+++ TASK DATA

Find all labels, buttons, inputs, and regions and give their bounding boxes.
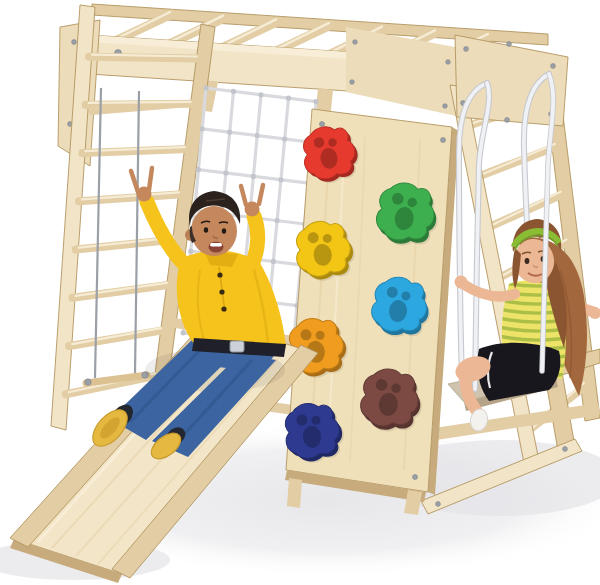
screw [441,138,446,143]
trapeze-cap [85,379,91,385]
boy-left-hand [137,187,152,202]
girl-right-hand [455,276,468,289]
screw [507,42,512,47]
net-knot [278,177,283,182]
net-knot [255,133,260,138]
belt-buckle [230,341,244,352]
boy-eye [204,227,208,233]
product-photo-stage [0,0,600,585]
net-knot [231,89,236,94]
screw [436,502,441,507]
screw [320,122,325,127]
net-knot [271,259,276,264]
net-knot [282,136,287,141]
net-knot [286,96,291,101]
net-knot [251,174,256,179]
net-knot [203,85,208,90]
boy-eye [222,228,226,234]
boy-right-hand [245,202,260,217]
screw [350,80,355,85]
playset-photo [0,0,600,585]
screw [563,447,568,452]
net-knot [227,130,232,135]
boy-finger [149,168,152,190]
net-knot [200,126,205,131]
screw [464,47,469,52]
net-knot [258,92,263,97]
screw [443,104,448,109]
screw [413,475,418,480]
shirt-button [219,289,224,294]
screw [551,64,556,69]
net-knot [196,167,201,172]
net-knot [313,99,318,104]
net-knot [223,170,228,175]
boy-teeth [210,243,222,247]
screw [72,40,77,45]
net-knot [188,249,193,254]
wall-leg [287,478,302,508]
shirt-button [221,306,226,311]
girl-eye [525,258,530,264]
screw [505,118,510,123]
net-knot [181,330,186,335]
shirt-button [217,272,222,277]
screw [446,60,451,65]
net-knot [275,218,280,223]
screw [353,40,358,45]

++++++
+++ TASK DATA

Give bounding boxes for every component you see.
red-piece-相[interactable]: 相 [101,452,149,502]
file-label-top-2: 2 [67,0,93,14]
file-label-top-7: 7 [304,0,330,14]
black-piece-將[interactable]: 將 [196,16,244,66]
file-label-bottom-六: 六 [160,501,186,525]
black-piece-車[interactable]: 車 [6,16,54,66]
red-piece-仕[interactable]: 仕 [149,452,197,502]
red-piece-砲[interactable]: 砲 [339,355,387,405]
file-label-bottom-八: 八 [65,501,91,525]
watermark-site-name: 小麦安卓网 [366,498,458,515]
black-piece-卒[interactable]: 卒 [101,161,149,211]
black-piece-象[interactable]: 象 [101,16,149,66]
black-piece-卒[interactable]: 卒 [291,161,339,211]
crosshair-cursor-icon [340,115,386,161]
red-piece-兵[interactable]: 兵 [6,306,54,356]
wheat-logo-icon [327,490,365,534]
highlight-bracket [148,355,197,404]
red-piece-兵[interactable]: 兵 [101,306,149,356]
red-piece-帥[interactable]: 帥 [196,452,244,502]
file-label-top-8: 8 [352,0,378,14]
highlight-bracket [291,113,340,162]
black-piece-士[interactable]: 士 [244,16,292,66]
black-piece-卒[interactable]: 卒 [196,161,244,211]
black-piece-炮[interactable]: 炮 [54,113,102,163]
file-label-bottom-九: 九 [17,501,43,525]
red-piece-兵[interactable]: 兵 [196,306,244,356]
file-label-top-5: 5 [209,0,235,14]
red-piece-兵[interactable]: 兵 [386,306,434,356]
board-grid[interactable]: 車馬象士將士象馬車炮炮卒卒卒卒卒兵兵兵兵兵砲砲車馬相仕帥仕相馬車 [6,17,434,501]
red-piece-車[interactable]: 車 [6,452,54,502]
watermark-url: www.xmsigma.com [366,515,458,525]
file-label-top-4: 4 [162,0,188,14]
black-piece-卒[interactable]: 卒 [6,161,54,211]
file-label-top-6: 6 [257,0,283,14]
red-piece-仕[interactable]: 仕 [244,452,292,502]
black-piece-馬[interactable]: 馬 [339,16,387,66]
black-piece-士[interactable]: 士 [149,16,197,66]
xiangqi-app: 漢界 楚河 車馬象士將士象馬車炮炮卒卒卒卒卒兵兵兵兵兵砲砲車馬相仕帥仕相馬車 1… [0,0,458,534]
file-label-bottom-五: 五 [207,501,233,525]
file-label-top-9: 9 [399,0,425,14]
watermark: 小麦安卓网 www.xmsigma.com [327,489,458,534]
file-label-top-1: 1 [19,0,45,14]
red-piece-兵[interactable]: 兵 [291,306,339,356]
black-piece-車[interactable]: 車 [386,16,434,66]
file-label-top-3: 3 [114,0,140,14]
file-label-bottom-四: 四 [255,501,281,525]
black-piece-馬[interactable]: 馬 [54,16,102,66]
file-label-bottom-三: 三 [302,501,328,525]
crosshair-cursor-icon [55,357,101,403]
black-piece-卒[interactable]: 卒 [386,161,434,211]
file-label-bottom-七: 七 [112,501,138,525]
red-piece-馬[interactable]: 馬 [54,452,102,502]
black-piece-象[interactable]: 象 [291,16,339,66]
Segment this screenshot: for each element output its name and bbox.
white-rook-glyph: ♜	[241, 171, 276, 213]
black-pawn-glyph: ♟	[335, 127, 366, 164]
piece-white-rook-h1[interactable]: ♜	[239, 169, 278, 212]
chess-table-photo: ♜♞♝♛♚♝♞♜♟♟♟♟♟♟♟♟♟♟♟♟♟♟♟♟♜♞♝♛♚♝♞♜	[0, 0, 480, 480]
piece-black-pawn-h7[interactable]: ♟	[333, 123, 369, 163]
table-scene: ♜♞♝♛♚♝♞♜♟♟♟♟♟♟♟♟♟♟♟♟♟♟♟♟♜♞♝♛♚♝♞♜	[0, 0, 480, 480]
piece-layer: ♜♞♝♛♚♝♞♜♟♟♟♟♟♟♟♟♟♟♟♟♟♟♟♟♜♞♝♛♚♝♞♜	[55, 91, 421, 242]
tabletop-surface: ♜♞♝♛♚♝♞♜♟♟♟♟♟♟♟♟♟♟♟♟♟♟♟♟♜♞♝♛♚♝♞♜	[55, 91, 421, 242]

++++++
+++ TASK DATA

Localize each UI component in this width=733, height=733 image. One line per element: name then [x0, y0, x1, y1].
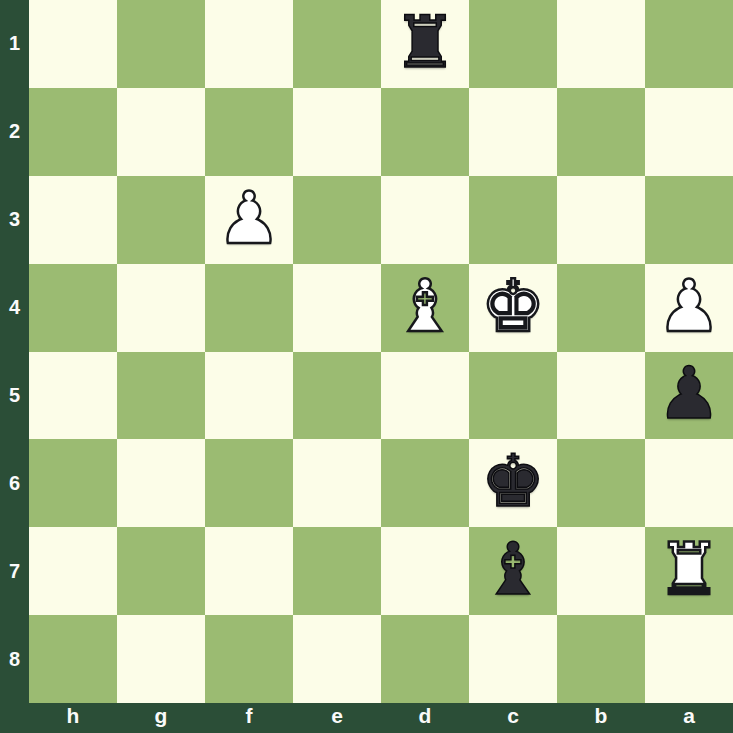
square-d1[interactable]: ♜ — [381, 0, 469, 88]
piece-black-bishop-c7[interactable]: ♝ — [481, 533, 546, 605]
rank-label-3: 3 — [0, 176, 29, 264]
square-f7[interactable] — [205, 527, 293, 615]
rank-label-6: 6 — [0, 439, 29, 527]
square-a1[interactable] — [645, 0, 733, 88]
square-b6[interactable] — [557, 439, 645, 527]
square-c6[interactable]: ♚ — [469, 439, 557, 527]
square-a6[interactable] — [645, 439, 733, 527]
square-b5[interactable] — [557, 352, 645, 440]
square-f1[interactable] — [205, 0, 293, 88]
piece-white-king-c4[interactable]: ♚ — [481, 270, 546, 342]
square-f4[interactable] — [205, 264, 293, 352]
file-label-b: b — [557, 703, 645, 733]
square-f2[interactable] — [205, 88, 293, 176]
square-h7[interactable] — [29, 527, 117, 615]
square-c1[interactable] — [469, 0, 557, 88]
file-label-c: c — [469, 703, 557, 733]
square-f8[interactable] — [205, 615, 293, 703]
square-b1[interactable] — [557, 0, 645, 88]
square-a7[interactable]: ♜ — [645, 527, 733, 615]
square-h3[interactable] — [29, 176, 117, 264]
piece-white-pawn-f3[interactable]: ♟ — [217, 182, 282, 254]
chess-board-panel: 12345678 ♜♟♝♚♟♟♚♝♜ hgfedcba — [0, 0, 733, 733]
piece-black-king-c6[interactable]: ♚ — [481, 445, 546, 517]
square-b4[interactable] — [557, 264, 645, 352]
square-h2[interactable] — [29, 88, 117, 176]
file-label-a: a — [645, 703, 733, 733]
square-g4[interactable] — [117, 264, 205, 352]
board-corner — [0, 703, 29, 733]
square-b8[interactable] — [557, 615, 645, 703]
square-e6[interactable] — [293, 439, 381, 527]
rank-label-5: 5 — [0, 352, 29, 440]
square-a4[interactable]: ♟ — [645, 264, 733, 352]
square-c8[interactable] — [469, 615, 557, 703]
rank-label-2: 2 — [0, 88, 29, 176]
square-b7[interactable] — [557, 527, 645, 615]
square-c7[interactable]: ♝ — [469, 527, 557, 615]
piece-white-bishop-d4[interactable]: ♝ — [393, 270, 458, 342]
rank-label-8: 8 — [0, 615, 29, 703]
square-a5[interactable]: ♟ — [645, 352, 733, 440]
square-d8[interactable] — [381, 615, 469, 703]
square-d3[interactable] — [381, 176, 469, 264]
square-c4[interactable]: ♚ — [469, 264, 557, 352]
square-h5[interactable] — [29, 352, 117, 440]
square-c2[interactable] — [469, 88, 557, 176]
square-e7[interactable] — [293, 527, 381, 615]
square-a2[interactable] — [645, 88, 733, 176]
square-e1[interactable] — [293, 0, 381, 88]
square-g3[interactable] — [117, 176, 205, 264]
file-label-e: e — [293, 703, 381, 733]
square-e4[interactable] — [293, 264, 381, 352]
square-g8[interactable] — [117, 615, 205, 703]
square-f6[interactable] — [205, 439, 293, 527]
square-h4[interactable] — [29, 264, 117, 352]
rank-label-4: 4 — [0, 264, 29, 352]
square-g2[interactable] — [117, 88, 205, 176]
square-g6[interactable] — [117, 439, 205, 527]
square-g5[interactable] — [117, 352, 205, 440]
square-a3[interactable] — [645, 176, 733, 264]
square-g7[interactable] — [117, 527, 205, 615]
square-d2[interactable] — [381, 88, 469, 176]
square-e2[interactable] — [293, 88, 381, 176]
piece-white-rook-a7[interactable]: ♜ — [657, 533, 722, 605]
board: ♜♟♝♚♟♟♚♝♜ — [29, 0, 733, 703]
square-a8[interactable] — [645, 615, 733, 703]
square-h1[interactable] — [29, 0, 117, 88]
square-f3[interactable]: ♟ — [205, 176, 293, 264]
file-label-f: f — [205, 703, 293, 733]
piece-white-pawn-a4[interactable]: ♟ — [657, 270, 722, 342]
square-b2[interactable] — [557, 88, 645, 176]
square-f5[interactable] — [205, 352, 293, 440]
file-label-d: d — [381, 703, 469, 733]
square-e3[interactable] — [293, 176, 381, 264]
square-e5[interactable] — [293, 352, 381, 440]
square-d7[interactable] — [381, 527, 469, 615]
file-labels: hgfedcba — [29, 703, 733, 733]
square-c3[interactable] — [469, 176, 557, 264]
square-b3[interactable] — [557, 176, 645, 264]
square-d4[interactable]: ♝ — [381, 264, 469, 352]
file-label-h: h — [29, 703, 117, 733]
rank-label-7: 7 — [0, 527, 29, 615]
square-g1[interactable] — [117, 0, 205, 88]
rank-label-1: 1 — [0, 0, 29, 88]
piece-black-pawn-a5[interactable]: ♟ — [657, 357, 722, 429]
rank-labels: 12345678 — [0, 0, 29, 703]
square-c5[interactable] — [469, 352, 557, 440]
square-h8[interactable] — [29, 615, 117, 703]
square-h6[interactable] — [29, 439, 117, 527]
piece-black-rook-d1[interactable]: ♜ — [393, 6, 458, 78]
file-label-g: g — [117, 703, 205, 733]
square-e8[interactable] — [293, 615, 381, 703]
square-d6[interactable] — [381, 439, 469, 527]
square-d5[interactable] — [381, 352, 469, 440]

++++++

#### [PROBLEM TO WORK ON]
Reproduce the lines from the one containing "Give bounding boxes" through the one containing "watermark-site-name: 小麦安卓网 [366,498,458,515]", both included, with no changes.

#### [RESULT OF THE TASK]
Give bounding boxes for every component you see.
red-piece-相[interactable]: 相 [101,452,149,502]
file-label-top-2: 2 [67,0,93,14]
file-label-top-7: 7 [304,0,330,14]
black-piece-將[interactable]: 將 [196,16,244,66]
file-label-bottom-六: 六 [160,501,186,525]
black-piece-車[interactable]: 車 [6,16,54,66]
red-piece-仕[interactable]: 仕 [149,452,197,502]
red-piece-砲[interactable]: 砲 [339,355,387,405]
file-label-bottom-八: 八 [65,501,91,525]
watermark-site-name: 小麦安卓网 [366,498,458,515]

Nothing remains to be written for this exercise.